_AIM OF THE EXERCISE_. Restate each line word for word. Leave out every picture.
======== MATERIAL FOR THIS EXERCISE
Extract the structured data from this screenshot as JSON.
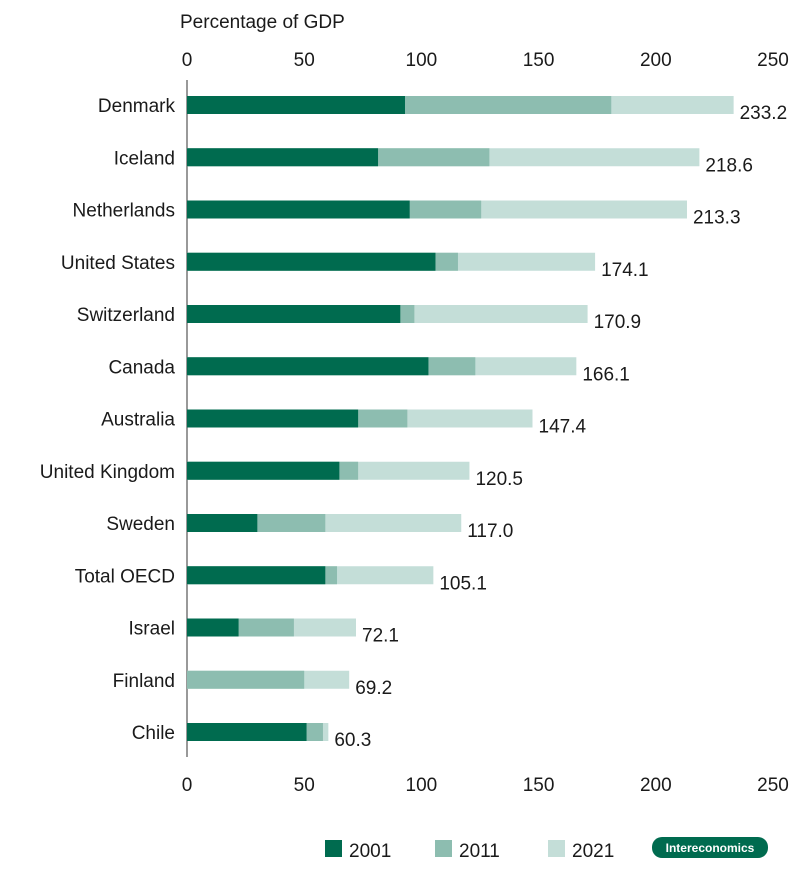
{
  "chart_data": {
    "type": "bar",
    "orientation": "horizontal",
    "title": "",
    "xlabel": "Percentage of GDP",
    "ylabel": "",
    "xlim": [
      0,
      250
    ],
    "xticks": [
      0,
      50,
      100,
      150,
      200,
      250
    ],
    "grid": false,
    "legend_position": "bottom",
    "categories": [
      "Denmark",
      "Iceland",
      "Netherlands",
      "United States",
      "Switzerland",
      "Canada",
      "Australia",
      "United Kingdom",
      "Sweden",
      "Total OECD",
      "Israel",
      "Finland",
      "Chile"
    ],
    "series": [
      {
        "name": "2001",
        "color": "#006b4f",
        "values": [
          93,
          81.5,
          95,
          106,
          91,
          103,
          73,
          65,
          30,
          59,
          22,
          null,
          51
        ]
      },
      {
        "name": "2011",
        "color": "#8dbdb0",
        "values": [
          181,
          129,
          125.5,
          115.6,
          97,
          123,
          94,
          73,
          59,
          64,
          45.6,
          50,
          58
        ]
      },
      {
        "name": "2021",
        "color": "#c4ded8",
        "values": [
          233.2,
          218.6,
          213.3,
          174.1,
          170.9,
          166.1,
          147.4,
          120.5,
          117.0,
          105.1,
          72.1,
          69.2,
          60.3
        ]
      }
    ],
    "data_labels": [
      "233.2",
      "218.6",
      "213.3",
      "174.1",
      "170.9",
      "166.1",
      "147.4",
      "120.5",
      "117.0",
      "105.1",
      "72.1",
      "69.2",
      "60.3"
    ]
  },
  "brand": "Intereconomics"
}
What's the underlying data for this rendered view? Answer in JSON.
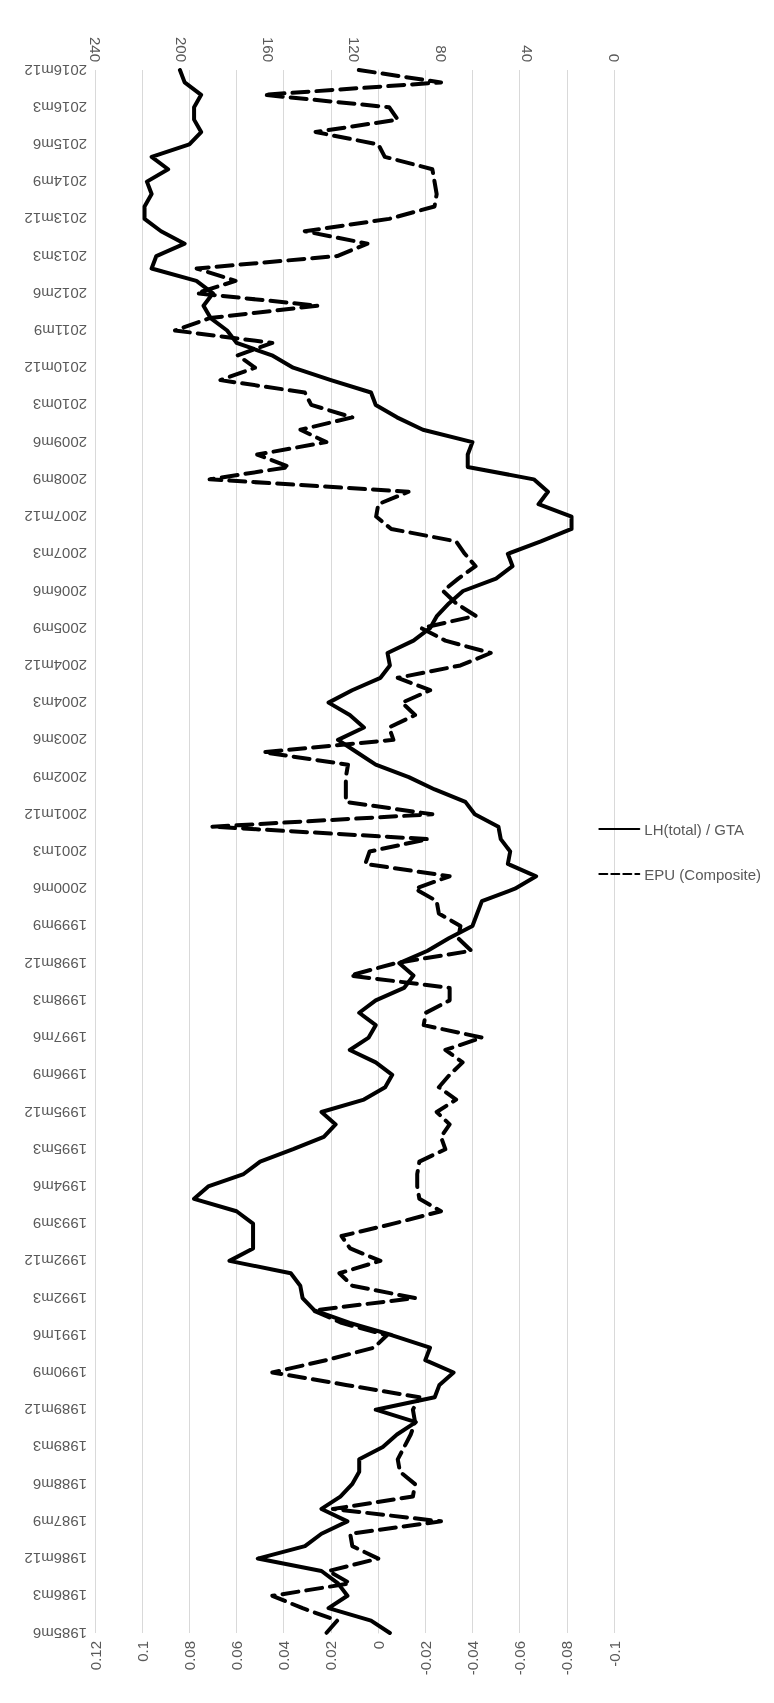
================
_RESPONSE_.
Extract the structured data from this screenshot as JSON.
{
  "chart_data": {
    "type": "bar",
    "orientation": "horizontal",
    "title": "",
    "xlabel": "Percentage of GDP",
    "ylabel": "",
    "xlim": [
      0,
      250
    ],
    "xticks": [
      0,
      50,
      100,
      150,
      200,
      250
    ],
    "grid": false,
    "legend_position": "bottom",
    "categories": [
      "Denmark",
      "Iceland",
      "Netherlands",
      "United States",
      "Switzerland",
      "Canada",
      "Australia",
      "United Kingdom",
      "Sweden",
      "Total OECD",
      "Israel",
      "Finland",
      "Chile"
    ],
    "series": [
      {
        "name": "2001",
        "color": "#006b4f",
        "values": [
          93,
          81.5,
          95,
          106,
          91,
          103,
          73,
          65,
          30,
          59,
          22,
          null,
          51
        ]
      },
      {
        "name": "2011",
        "color": "#8dbdb0",
        "values": [
          181,
          129,
          125.5,
          115.6,
          97,
          123,
          94,
          73,
          59,
          64,
          45.6,
          50,
          58
        ]
      },
      {
        "name": "2021",
        "color": "#c4ded8",
        "values": [
          233.2,
          218.6,
          213.3,
          174.1,
          170.9,
          166.1,
          147.4,
          120.5,
          117.0,
          105.1,
          72.1,
          69.2,
          60.3
        ]
      }
    ],
    "data_labels": [
      "233.2",
      "218.6",
      "213.3",
      "174.1",
      "170.9",
      "166.1",
      "147.4",
      "120.5",
      "117.0",
      "105.1",
      "72.1",
      "69.2",
      "60.3"
    ]
  },
  "brand": "Intereconomics"
}
What's the underlying data for this rendered view? Answer in JSON.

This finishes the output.